EXERCISE DIRECTIONS: Repeat every record exactly, but keep images out of the copy.

TASK INPUTS:
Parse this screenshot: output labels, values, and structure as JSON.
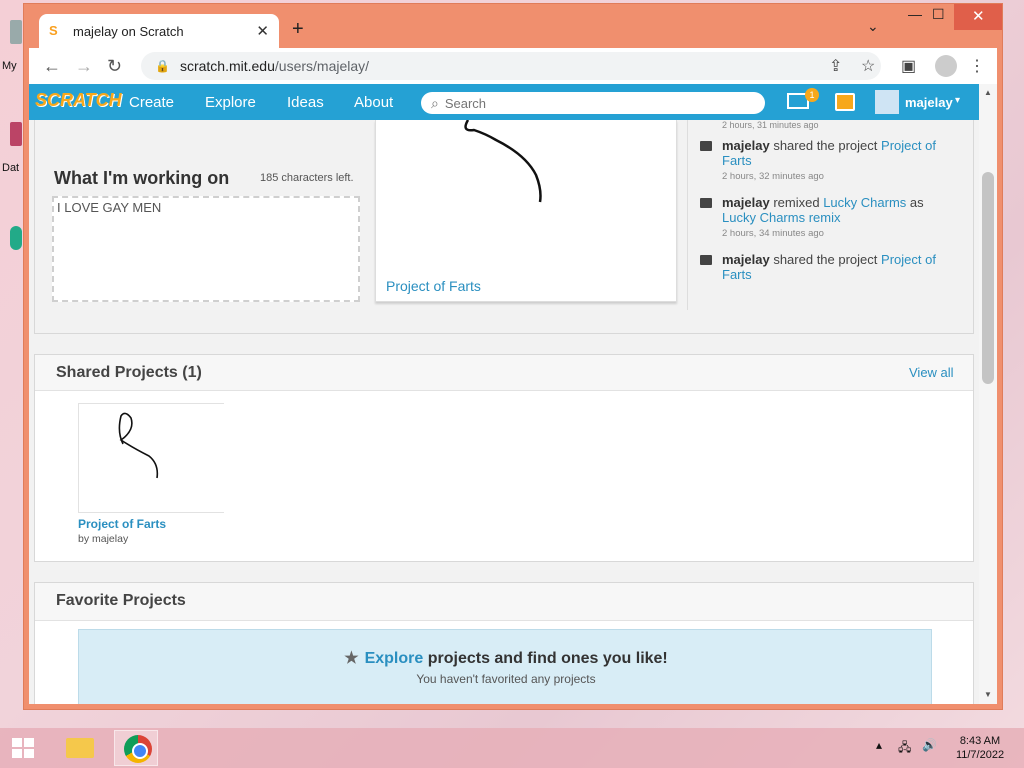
{
  "browser": {
    "tab_title": "majelay on Scratch",
    "url_host": "scratch.mit.edu",
    "url_path": "/users/majelay/"
  },
  "scratch_nav": {
    "logo": "SCRATCH",
    "links": [
      "Create",
      "Explore",
      "Ideas",
      "About"
    ],
    "search_placeholder": "Search",
    "messages_count": "1",
    "username": "majelay"
  },
  "profile": {
    "working_on_title": "What I'm working on",
    "chars_left": "185 characters left.",
    "working_on_text": "I LOVE GAY MEN",
    "featured_project_title": "Project of Farts"
  },
  "activity": {
    "clipped_time": "2 hours, 31 minutes ago",
    "items": [
      {
        "user": "majelay",
        "action": "shared the project",
        "target": "Project of Farts",
        "extra_pre": "",
        "extra": "",
        "time": "2 hours, 32 minutes ago"
      },
      {
        "user": "majelay",
        "action": "remixed",
        "target": "Lucky Charms",
        "extra_pre": "as",
        "extra": "Lucky Charms remix",
        "time": "2 hours, 34 minutes ago"
      },
      {
        "user": "majelay",
        "action": "shared the project",
        "target": "Project of Farts",
        "extra_pre": "",
        "extra": "",
        "time": ""
      }
    ]
  },
  "shared_projects": {
    "title": "Shared Projects (1)",
    "view_all": "View all",
    "project_name": "Project of Farts",
    "project_by": "by majelay"
  },
  "favorite_projects": {
    "title": "Favorite Projects",
    "explore_link": "Explore",
    "explore_rest": "projects and find ones you like!",
    "empty_text": "You haven't favorited any projects"
  },
  "desktop_labels": [
    "My",
    "Dat"
  ],
  "taskbar": {
    "time": "8:43 AM",
    "date": "11/7/2022"
  },
  "colors": {
    "scratch_blue": "#25a1d4",
    "link_blue": "#2a8fc0",
    "window_frame": "#f08f6e",
    "favorite_panel": "#d8edf6"
  }
}
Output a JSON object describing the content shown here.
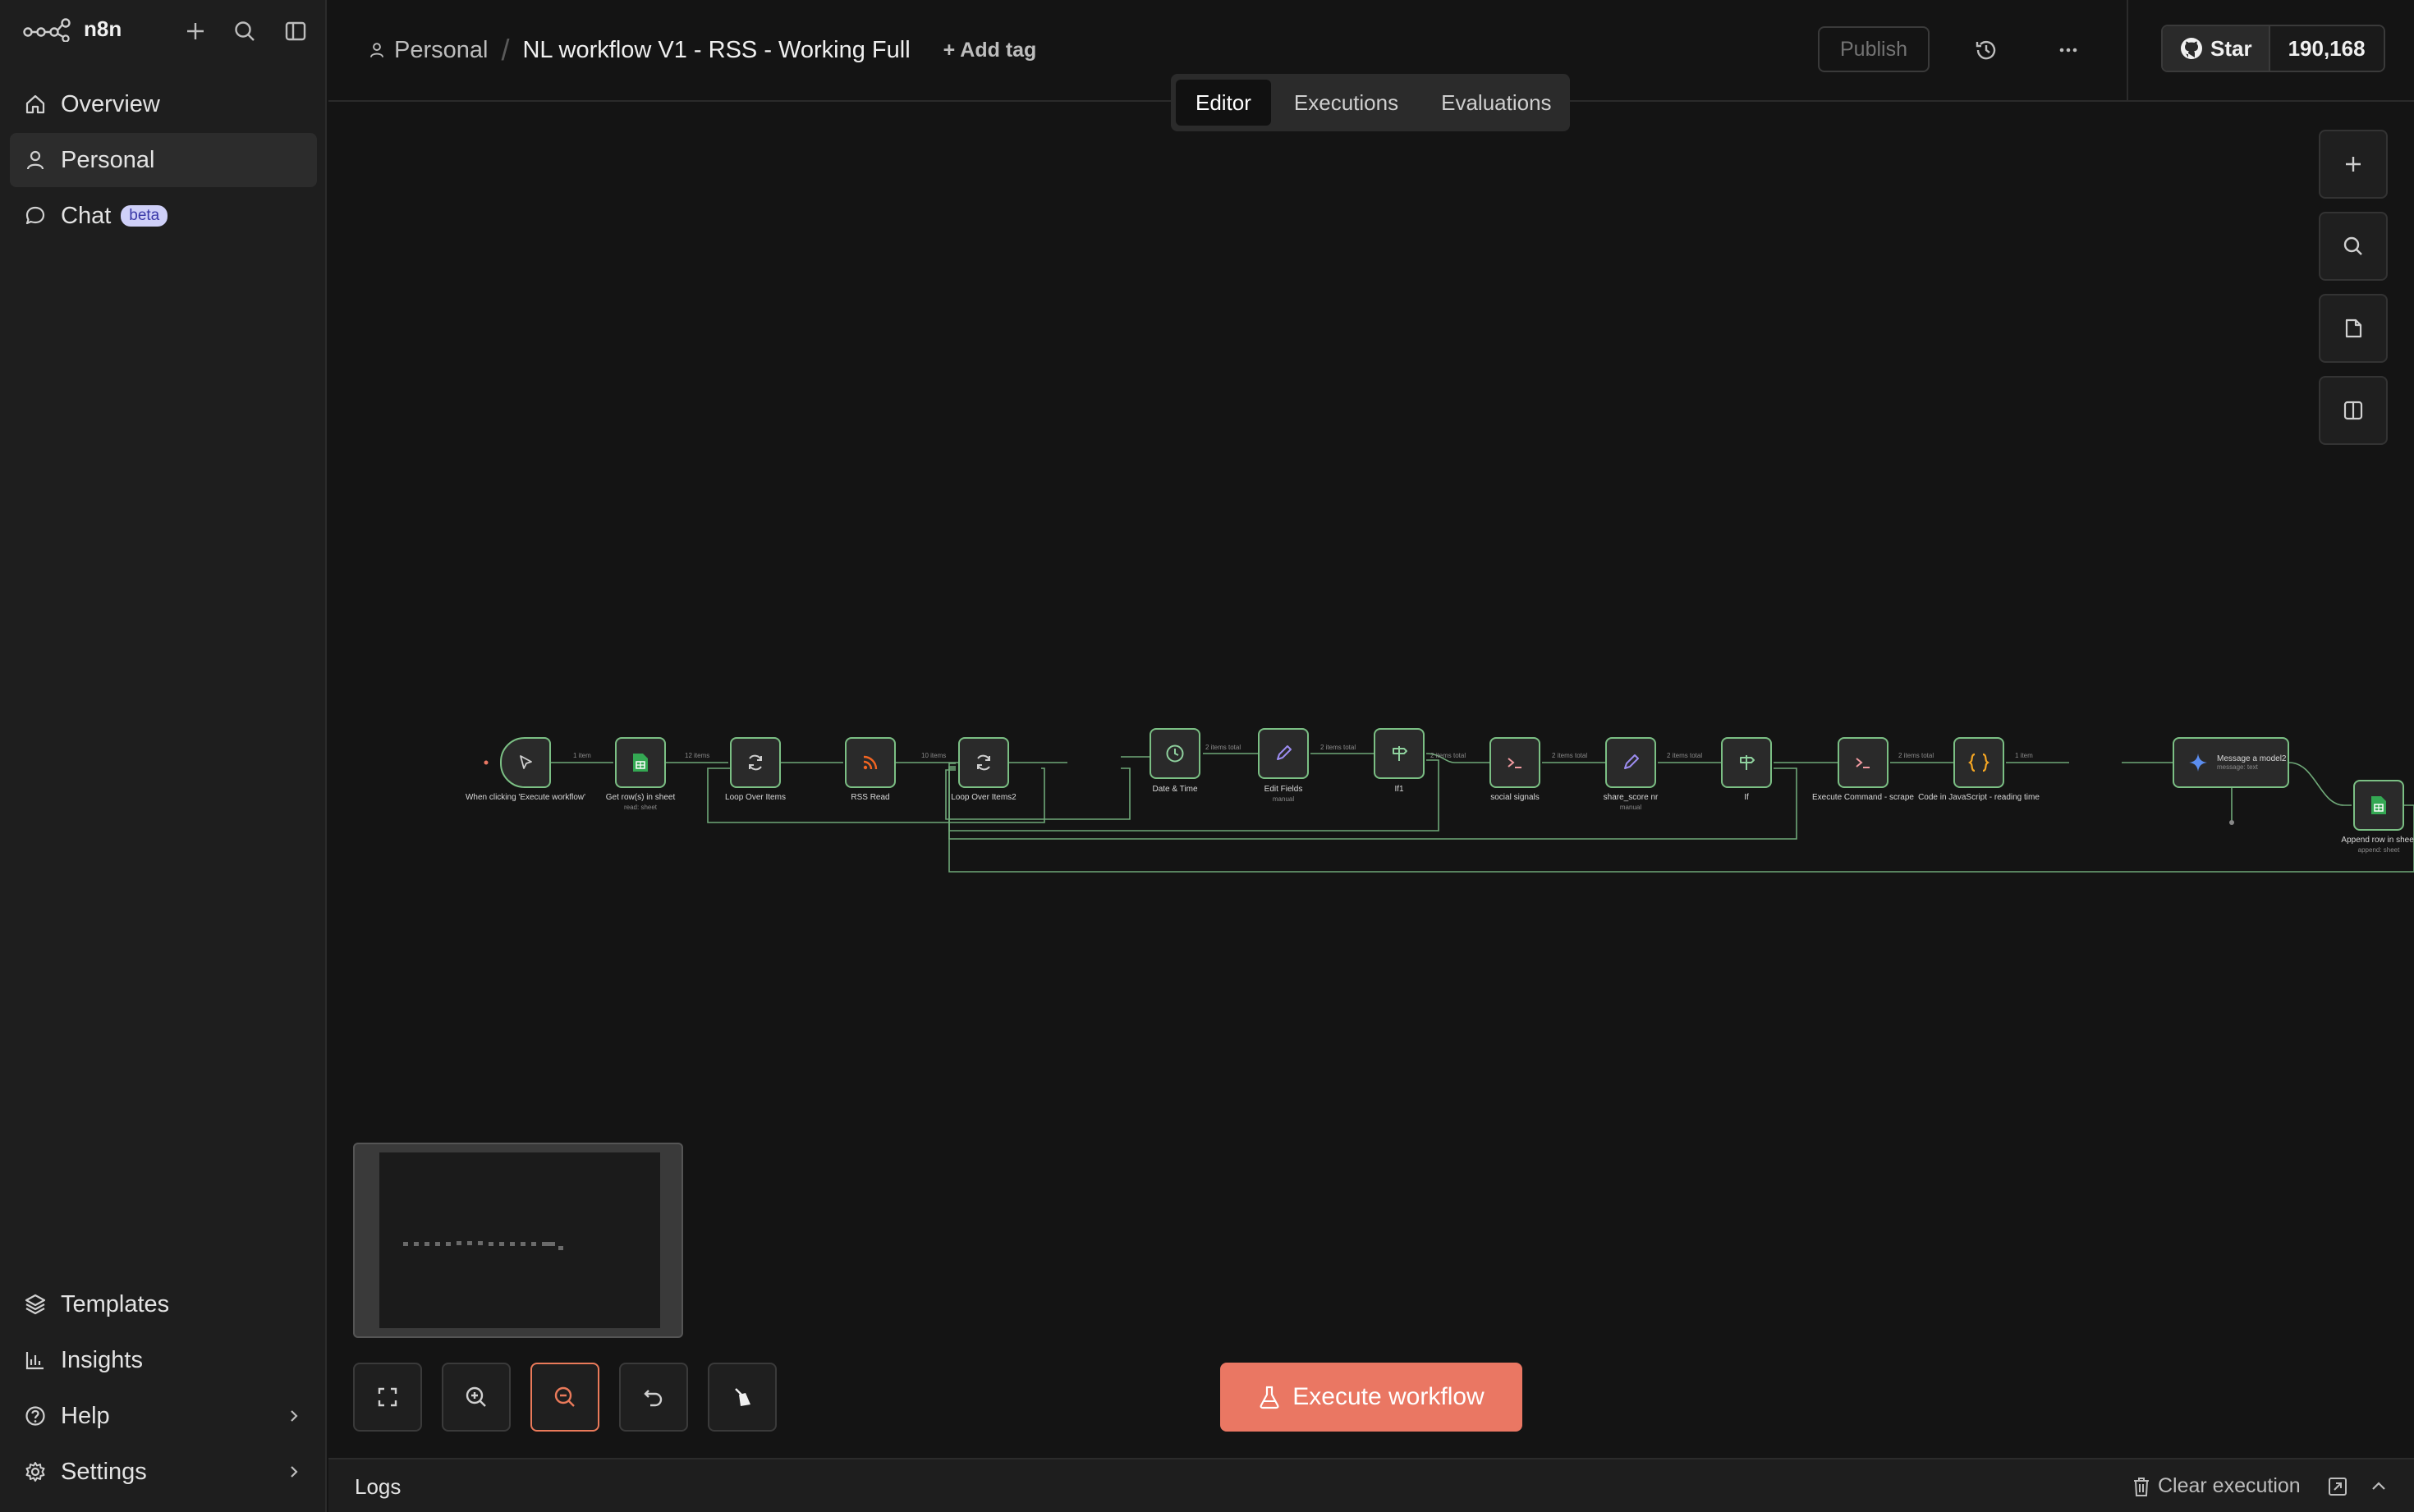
{
  "app": {
    "name": "n8n"
  },
  "sidebar": {
    "items": [
      {
        "label": "Overview"
      },
      {
        "label": "Personal"
      },
      {
        "label": "Chat",
        "badge": "beta"
      }
    ],
    "bottom": [
      {
        "label": "Templates"
      },
      {
        "label": "Insights"
      },
      {
        "label": "Help"
      },
      {
        "label": "Settings"
      }
    ]
  },
  "header": {
    "project": "Personal",
    "workflow_name": "NL workflow V1 - RSS - Working Full",
    "add_tag": "+ Add tag",
    "publish": "Publish",
    "github_star": "Star",
    "github_count": "190,168"
  },
  "tabs": [
    {
      "label": "Editor"
    },
    {
      "label": "Executions"
    },
    {
      "label": "Evaluations"
    }
  ],
  "workflow": {
    "nodes": [
      {
        "label": "When clicking 'Execute workflow'",
        "sub": ""
      },
      {
        "label": "Get row(s) in sheet",
        "sub": "read: sheet"
      },
      {
        "label": "Loop Over Items",
        "sub": ""
      },
      {
        "label": "RSS Read",
        "sub": ""
      },
      {
        "label": "Loop Over Items2",
        "sub": ""
      },
      {
        "label": "Date & Time",
        "sub": ""
      },
      {
        "label": "Edit Fields",
        "sub": "manual"
      },
      {
        "label": "If1",
        "sub": ""
      },
      {
        "label": "social signals",
        "sub": ""
      },
      {
        "label": "share_score nr",
        "sub": "manual"
      },
      {
        "label": "If",
        "sub": ""
      },
      {
        "label": "Execute Command - scrape",
        "sub": ""
      },
      {
        "label": "Code in JavaScript - reading time",
        "sub": ""
      },
      {
        "label": "Message a model2",
        "sub": "message: text"
      },
      {
        "label": "Append row in sheet",
        "sub": "append: sheet"
      }
    ],
    "edges": [
      {
        "label": "1 item"
      },
      {
        "label": "12 items"
      },
      {
        "label": "10 items"
      },
      {
        "label": "2 items total"
      },
      {
        "label": "2 items total"
      },
      {
        "label": "2 items total"
      },
      {
        "label": "2 items total"
      },
      {
        "label": "2 items total"
      },
      {
        "label": "2 items total"
      },
      {
        "label": "1 item"
      }
    ]
  },
  "actions": {
    "execute": "Execute workflow"
  },
  "logs": {
    "title": "Logs",
    "clear": "Clear execution"
  },
  "colors": {
    "accent": "#ea7763",
    "node_border": "#7bbf84",
    "beta_bg": "#cfd0f8"
  }
}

COMPLETE OUTPUT:
Parse this screenshot: output labels, values, and structure as JSON.
{
  "browser": {
    "tab_title": "majelay on Scratch",
    "url_host": "scratch.mit.edu",
    "url_path": "/users/majelay/"
  },
  "scratch_nav": {
    "logo": "SCRATCH",
    "links": [
      "Create",
      "Explore",
      "Ideas",
      "About"
    ],
    "search_placeholder": "Search",
    "messages_count": "1",
    "username": "majelay"
  },
  "profile": {
    "working_on_title": "What I'm working on",
    "chars_left": "185 characters left.",
    "working_on_text": "I LOVE GAY MEN",
    "featured_project_title": "Project of Farts"
  },
  "activity": {
    "clipped_time": "2 hours, 31 minutes ago",
    "items": [
      {
        "user": "majelay",
        "action": "shared the project",
        "target": "Project of Farts",
        "extra_pre": "",
        "extra": "",
        "time": "2 hours, 32 minutes ago"
      },
      {
        "user": "majelay",
        "action": "remixed",
        "target": "Lucky Charms",
        "extra_pre": "as",
        "extra": "Lucky Charms remix",
        "time": "2 hours, 34 minutes ago"
      },
      {
        "user": "majelay",
        "action": "shared the project",
        "target": "Project of Farts",
        "extra_pre": "",
        "extra": "",
        "time": ""
      }
    ]
  },
  "shared_projects": {
    "title": "Shared Projects (1)",
    "view_all": "View all",
    "project_name": "Project of Farts",
    "project_by": "by majelay"
  },
  "favorite_projects": {
    "title": "Favorite Projects",
    "explore_link": "Explore",
    "explore_rest": "projects and find ones you like!",
    "empty_text": "You haven't favorited any projects"
  },
  "desktop_labels": [
    "My",
    "Dat"
  ],
  "taskbar": {
    "time": "8:43 AM",
    "date": "11/7/2022"
  },
  "colors": {
    "scratch_blue": "#25a1d4",
    "link_blue": "#2a8fc0",
    "window_frame": "#f08f6e",
    "favorite_panel": "#d8edf6"
  }
}
Output a JSON object describing the content shown here.
{
  "app": {
    "name": "n8n"
  },
  "sidebar": {
    "items": [
      {
        "label": "Overview"
      },
      {
        "label": "Personal"
      },
      {
        "label": "Chat",
        "badge": "beta"
      }
    ],
    "bottom": [
      {
        "label": "Templates"
      },
      {
        "label": "Insights"
      },
      {
        "label": "Help"
      },
      {
        "label": "Settings"
      }
    ]
  },
  "header": {
    "project": "Personal",
    "workflow_name": "NL workflow V1 - RSS - Working Full",
    "add_tag": "+ Add tag",
    "publish": "Publish",
    "github_star": "Star",
    "github_count": "190,168"
  },
  "tabs": [
    {
      "label": "Editor"
    },
    {
      "label": "Executions"
    },
    {
      "label": "Evaluations"
    }
  ],
  "workflow": {
    "nodes": [
      {
        "label": "When clicking 'Execute workflow'",
        "sub": ""
      },
      {
        "label": "Get row(s) in sheet",
        "sub": "read: sheet"
      },
      {
        "label": "Loop Over Items",
        "sub": ""
      },
      {
        "label": "RSS Read",
        "sub": ""
      },
      {
        "label": "Loop Over Items2",
        "sub": ""
      },
      {
        "label": "Date & Time",
        "sub": ""
      },
      {
        "label": "Edit Fields",
        "sub": "manual"
      },
      {
        "label": "If1",
        "sub": ""
      },
      {
        "label": "social signals",
        "sub": ""
      },
      {
        "label": "share_score nr",
        "sub": "manual"
      },
      {
        "label": "If",
        "sub": ""
      },
      {
        "label": "Execute Command - scrape",
        "sub": ""
      },
      {
        "label": "Code in JavaScript - reading time",
        "sub": ""
      },
      {
        "label": "Message a model2",
        "sub": "message: text"
      },
      {
        "label": "Append row in sheet",
        "sub": "append: sheet"
      }
    ],
    "edges": [
      {
        "label": "1 item"
      },
      {
        "label": "12 items"
      },
      {
        "label": "10 items"
      },
      {
        "label": "2 items total"
      },
      {
        "label": "2 items total"
      },
      {
        "label": "2 items total"
      },
      {
        "label": "2 items total"
      },
      {
        "label": "2 items total"
      },
      {
        "label": "2 items total"
      },
      {
        "label": "1 item"
      }
    ]
  },
  "actions": {
    "execute": "Execute workflow"
  },
  "logs": {
    "title": "Logs",
    "clear": "Clear execution"
  },
  "colors": {
    "accent": "#ea7763",
    "node_border": "#7bbf84",
    "beta_bg": "#cfd0f8"
  }
}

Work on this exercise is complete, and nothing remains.